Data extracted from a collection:

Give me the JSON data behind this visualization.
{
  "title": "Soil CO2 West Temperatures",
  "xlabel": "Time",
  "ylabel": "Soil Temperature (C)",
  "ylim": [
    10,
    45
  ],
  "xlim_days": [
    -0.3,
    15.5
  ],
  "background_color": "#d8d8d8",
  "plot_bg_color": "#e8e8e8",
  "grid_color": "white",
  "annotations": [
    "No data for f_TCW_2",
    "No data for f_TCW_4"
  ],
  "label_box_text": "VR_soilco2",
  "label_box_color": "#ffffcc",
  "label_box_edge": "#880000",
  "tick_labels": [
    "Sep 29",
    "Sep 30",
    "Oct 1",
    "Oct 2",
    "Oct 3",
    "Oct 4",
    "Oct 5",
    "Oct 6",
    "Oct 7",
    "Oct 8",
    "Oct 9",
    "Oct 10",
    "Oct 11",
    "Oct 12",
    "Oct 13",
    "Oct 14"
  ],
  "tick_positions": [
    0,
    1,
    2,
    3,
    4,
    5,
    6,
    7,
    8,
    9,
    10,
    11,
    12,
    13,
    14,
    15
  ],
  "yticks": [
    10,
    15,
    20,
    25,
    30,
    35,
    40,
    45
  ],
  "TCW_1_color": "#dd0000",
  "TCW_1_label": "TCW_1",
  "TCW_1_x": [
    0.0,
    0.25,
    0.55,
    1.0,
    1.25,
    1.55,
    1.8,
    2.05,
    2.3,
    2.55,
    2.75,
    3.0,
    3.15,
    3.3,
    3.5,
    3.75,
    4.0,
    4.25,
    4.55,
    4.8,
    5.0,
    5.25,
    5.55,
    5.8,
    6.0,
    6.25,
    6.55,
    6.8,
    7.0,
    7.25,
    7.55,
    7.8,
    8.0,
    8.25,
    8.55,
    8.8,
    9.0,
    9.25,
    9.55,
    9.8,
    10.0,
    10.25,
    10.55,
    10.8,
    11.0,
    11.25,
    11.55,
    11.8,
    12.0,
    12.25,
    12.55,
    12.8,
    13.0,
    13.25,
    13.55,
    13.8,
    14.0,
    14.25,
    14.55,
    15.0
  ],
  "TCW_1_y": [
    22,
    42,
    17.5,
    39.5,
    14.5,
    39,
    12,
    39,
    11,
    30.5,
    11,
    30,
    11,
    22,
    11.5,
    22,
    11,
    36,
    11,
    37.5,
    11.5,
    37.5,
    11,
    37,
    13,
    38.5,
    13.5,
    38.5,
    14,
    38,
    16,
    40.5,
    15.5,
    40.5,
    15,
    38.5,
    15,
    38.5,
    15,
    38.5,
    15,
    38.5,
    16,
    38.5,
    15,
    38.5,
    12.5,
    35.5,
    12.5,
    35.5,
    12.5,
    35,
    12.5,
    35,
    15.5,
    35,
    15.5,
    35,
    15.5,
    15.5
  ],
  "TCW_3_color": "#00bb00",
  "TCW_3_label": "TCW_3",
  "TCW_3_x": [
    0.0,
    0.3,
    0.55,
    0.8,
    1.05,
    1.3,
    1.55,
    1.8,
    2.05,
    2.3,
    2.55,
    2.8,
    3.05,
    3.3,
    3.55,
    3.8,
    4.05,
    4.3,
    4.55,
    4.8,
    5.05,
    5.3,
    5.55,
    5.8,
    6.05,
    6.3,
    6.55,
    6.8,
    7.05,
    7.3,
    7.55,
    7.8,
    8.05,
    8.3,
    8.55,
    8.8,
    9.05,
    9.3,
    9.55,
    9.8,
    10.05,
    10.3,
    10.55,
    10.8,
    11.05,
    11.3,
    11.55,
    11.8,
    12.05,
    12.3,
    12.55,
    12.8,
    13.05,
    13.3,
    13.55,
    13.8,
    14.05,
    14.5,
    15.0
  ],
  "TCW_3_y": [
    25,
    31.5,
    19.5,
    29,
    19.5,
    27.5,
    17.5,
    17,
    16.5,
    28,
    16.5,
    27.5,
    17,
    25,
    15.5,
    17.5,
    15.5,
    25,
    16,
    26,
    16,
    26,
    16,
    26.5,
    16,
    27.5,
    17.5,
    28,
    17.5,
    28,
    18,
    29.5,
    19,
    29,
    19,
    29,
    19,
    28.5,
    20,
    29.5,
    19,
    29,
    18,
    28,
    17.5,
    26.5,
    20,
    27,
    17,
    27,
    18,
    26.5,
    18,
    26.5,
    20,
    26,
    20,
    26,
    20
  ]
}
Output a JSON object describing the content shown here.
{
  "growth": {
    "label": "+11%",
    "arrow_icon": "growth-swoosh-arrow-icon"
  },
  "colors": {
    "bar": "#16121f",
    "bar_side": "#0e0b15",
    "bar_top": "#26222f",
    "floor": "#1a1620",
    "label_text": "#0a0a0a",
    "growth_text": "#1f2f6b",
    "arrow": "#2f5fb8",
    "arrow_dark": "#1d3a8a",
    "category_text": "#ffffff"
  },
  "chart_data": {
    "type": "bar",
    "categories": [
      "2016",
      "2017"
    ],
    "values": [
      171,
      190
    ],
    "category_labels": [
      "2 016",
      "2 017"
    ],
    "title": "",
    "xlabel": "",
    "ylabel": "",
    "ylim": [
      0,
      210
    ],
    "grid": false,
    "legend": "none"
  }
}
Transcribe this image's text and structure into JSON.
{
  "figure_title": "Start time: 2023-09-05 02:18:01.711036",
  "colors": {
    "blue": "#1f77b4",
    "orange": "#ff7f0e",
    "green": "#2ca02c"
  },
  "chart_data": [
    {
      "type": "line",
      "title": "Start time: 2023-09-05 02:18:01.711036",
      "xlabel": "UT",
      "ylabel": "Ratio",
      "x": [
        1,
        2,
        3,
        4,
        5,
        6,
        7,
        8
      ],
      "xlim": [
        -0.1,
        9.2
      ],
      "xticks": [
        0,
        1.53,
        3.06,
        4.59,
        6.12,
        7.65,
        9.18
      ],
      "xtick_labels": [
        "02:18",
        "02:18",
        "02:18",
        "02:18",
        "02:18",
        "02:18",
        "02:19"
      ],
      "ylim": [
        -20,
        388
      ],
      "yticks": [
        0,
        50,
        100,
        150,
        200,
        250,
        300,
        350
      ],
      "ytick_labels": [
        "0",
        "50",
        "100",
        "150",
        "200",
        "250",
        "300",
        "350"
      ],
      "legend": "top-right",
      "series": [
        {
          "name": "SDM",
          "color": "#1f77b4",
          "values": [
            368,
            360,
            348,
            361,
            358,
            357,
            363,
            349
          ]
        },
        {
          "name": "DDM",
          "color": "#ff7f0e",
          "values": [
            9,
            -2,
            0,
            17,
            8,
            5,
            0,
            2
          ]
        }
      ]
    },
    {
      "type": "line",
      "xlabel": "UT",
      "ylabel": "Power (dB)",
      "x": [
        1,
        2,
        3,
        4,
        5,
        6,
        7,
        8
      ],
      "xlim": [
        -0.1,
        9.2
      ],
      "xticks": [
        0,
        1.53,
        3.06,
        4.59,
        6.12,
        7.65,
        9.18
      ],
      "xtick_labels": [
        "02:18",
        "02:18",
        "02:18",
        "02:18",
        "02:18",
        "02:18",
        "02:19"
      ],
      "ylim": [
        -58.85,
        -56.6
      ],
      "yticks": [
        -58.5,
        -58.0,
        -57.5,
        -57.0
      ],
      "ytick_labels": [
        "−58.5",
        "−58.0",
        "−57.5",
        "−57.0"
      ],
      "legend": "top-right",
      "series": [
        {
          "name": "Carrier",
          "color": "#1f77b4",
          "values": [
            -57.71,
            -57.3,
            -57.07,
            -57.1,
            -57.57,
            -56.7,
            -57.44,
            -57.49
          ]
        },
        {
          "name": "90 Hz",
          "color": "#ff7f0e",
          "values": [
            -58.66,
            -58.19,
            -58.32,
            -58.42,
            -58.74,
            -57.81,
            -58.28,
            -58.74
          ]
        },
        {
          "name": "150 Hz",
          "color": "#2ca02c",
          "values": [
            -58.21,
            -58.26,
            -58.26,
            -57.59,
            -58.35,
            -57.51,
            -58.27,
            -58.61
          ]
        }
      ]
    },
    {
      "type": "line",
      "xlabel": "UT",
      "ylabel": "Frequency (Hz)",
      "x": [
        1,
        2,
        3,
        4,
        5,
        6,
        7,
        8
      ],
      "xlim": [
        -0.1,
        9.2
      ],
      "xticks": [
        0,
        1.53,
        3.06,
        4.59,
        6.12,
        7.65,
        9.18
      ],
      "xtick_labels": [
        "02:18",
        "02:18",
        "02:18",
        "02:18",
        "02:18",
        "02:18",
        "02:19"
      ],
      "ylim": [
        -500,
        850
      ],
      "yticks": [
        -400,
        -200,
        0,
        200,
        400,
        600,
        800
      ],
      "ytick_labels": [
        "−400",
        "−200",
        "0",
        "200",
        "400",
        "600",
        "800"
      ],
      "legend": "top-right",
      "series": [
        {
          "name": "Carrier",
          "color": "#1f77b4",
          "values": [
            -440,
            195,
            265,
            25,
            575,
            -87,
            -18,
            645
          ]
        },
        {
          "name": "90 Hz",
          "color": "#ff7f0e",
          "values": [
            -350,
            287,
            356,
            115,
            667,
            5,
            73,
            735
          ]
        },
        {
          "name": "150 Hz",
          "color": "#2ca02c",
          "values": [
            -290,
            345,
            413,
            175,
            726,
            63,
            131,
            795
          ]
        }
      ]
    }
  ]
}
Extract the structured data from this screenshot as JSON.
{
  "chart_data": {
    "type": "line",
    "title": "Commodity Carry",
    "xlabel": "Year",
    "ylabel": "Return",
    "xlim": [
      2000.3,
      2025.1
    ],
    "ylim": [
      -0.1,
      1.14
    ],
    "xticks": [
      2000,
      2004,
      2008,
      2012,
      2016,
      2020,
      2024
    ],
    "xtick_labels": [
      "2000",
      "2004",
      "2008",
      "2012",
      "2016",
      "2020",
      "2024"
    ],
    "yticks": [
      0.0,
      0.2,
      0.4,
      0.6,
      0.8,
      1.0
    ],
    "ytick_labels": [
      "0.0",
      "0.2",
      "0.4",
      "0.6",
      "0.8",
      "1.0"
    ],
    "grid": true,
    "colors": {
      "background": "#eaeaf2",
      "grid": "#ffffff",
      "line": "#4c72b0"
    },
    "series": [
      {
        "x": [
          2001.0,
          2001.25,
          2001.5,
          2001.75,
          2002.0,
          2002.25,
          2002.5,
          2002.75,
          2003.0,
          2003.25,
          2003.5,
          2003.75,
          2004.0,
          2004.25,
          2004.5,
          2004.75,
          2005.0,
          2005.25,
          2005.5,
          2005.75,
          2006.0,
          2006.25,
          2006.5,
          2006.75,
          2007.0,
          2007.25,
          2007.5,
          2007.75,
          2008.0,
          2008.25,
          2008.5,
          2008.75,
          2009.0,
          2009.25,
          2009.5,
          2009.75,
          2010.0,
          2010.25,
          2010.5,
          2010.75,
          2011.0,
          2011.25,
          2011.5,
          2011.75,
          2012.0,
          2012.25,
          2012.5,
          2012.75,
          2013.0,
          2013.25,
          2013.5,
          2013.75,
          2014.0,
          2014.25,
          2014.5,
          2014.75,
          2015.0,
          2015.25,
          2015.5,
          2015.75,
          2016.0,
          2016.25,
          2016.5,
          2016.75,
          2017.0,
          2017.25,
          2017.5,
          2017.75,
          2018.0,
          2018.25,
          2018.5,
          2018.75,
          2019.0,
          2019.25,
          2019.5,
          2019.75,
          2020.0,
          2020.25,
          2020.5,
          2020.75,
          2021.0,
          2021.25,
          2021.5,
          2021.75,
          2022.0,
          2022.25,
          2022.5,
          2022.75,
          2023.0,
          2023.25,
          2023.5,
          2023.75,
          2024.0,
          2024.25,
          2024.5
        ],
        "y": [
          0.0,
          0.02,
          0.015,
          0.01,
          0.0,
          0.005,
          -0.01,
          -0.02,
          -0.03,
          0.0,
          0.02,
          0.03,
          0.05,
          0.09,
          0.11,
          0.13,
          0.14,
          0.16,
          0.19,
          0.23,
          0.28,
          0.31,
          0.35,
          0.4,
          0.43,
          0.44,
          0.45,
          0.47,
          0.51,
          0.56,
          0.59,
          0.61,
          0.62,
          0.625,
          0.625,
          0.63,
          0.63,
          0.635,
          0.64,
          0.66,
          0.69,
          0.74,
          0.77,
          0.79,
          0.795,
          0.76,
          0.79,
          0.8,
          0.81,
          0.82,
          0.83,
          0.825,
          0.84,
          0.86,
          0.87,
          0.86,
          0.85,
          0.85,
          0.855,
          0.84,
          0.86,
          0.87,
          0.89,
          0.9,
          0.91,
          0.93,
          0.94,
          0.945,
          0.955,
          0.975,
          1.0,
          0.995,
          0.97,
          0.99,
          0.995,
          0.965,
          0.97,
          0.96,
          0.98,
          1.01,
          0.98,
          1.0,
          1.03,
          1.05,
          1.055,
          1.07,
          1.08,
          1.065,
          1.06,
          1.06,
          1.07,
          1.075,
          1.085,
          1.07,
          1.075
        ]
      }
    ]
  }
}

GOAL >>
Establish how many lines of the records contain the string "Start" and state that number without elaboration.

THE REPLY >>
2